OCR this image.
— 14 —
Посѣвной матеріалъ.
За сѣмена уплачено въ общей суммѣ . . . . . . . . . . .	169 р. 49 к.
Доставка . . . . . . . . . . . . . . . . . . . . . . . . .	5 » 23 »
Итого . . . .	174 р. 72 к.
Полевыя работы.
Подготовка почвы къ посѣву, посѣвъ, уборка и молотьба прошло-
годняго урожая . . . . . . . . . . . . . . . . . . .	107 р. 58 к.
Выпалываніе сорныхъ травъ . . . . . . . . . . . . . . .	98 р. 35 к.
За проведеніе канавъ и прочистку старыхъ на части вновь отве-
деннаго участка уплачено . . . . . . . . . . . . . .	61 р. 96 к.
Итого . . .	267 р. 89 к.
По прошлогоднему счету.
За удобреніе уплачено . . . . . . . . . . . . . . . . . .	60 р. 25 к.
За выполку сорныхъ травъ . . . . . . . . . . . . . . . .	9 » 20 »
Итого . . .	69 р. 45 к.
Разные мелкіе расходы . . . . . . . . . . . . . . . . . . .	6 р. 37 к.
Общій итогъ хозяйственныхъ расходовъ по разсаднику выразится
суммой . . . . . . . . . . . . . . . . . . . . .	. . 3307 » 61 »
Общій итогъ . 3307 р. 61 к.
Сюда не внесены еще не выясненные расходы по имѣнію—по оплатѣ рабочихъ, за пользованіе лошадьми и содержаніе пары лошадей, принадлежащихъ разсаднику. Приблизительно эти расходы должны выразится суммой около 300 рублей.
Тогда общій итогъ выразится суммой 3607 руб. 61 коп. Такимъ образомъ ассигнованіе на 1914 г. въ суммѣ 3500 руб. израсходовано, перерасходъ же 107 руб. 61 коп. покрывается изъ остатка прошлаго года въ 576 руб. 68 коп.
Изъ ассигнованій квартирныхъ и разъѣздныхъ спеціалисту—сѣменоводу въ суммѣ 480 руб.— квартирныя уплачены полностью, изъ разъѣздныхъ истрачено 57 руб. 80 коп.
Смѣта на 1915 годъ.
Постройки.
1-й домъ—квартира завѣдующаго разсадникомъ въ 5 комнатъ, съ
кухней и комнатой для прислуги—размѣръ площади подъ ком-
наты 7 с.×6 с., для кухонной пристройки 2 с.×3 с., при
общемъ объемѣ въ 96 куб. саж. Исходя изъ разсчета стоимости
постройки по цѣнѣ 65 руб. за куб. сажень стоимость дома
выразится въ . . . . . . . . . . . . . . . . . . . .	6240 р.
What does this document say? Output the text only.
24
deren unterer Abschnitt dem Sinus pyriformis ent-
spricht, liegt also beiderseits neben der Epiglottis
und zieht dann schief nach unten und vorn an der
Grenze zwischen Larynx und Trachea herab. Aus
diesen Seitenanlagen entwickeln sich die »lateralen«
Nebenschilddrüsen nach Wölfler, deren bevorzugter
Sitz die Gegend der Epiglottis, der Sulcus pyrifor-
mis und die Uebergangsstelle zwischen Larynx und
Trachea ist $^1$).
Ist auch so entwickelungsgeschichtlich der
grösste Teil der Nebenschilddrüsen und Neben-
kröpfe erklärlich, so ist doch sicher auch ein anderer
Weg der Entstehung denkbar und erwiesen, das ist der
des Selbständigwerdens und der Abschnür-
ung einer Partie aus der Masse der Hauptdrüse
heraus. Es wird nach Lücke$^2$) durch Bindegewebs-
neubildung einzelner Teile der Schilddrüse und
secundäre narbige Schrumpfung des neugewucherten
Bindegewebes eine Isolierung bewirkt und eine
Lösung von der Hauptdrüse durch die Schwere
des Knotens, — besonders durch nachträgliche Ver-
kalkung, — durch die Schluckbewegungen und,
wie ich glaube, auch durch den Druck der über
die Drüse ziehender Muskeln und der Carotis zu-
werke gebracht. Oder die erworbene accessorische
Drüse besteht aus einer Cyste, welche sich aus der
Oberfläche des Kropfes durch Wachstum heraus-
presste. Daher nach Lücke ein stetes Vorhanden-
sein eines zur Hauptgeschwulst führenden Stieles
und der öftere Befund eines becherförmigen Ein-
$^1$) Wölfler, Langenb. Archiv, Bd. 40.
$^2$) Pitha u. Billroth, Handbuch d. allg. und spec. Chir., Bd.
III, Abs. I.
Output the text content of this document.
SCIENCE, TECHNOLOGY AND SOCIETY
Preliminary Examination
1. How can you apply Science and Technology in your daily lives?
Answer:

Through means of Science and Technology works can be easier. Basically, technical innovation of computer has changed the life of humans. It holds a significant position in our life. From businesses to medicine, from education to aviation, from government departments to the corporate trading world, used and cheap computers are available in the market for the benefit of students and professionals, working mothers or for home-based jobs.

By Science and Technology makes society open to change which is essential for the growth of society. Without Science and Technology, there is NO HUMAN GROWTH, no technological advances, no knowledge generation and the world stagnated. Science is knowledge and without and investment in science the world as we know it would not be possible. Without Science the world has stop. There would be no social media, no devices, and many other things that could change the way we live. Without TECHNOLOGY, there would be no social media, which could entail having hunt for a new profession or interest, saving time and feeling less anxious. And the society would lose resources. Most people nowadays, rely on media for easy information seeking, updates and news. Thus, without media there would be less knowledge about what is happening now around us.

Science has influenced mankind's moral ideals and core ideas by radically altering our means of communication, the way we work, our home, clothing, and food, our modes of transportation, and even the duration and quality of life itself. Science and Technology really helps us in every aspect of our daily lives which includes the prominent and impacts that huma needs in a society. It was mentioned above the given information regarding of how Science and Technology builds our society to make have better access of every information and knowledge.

## Set exercise
Copy whichever lines in the listing above contain the word "document".

## Exercise result
What does this document say? Output the text only.
Output the text content of this document.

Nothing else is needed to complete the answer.